*** INPUT ***
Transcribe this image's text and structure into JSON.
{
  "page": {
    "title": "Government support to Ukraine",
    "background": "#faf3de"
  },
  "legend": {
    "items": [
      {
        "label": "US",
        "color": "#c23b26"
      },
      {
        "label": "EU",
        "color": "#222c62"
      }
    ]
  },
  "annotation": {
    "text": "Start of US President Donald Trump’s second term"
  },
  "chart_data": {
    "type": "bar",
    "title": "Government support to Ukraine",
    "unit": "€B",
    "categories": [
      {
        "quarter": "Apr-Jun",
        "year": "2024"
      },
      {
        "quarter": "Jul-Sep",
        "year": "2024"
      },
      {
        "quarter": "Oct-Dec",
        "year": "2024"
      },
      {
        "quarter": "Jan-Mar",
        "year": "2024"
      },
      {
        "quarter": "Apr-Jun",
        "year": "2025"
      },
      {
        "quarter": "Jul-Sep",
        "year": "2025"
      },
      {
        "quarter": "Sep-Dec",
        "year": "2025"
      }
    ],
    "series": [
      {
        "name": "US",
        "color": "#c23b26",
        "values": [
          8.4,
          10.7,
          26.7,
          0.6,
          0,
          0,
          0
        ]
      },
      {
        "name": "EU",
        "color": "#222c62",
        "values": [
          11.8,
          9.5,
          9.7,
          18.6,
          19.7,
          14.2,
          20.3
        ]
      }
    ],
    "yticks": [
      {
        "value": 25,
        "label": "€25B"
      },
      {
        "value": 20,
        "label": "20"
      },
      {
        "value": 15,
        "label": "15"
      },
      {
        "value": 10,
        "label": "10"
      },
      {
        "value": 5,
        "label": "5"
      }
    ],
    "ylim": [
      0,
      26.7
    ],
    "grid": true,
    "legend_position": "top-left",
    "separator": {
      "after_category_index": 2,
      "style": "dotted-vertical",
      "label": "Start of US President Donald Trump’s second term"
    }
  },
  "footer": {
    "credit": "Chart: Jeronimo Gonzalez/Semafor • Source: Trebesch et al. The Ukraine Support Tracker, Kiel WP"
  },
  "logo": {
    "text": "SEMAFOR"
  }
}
***
*** INPUT ***
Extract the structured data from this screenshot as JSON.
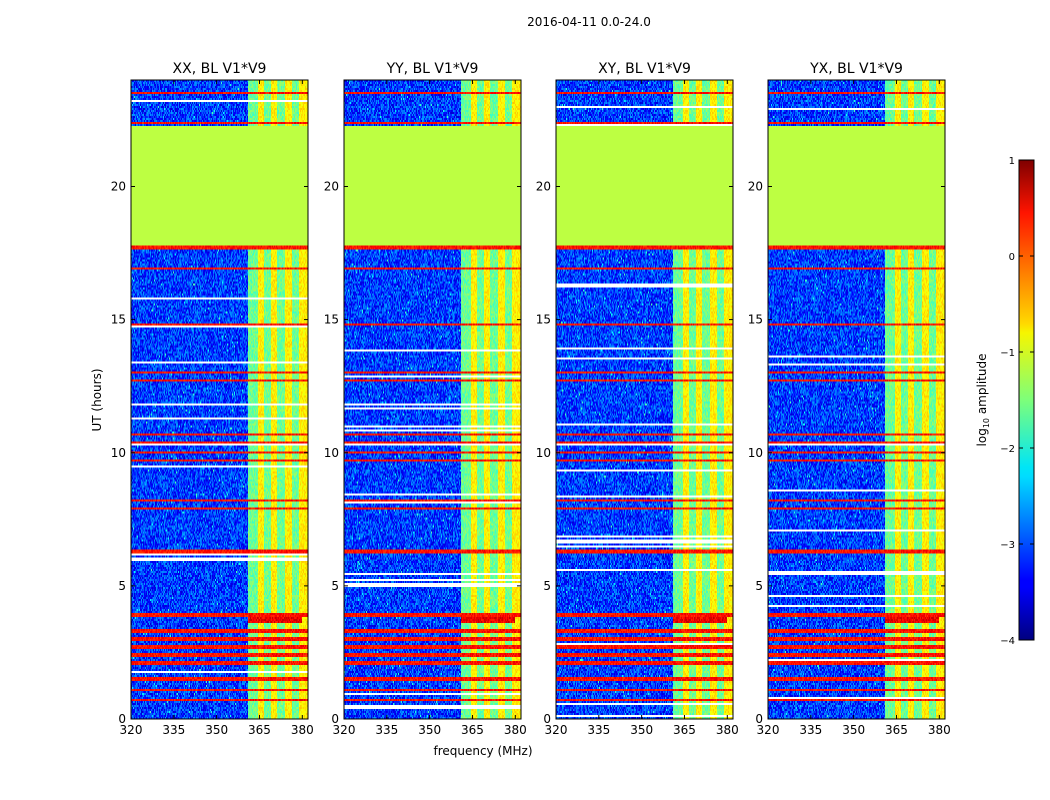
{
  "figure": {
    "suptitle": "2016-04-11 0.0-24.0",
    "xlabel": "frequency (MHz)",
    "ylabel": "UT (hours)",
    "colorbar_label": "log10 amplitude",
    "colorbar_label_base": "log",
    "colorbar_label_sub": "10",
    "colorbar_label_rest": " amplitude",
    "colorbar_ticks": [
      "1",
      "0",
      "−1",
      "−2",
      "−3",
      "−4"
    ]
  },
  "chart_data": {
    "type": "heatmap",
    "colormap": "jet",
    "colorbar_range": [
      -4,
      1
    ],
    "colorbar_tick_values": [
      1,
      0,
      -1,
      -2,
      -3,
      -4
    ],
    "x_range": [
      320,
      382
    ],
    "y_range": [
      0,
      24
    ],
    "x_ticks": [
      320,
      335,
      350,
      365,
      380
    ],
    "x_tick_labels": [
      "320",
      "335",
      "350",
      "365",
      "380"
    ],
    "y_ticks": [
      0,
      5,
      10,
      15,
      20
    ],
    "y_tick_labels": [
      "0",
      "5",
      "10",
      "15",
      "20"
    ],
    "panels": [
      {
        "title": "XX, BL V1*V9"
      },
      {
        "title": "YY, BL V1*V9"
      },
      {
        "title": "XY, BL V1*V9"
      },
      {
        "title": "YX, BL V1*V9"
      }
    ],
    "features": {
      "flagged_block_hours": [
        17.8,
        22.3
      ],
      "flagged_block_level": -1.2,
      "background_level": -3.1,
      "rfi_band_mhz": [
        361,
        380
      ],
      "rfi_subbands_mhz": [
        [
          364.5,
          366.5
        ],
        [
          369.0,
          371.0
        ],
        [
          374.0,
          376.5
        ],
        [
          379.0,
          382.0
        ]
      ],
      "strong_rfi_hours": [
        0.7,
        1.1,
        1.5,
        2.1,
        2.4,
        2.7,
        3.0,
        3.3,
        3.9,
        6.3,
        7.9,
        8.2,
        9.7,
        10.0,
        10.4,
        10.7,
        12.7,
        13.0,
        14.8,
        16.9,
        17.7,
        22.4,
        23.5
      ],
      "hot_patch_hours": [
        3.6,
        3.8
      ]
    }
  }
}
***
_REQUIRED WORK_:
Select every line in the records above that contains the word "amplitude".

_ANSWER IN FULL_:
    "colorbar_label": "log10 amplitude",
    "colorbar_label_rest": " amplitude",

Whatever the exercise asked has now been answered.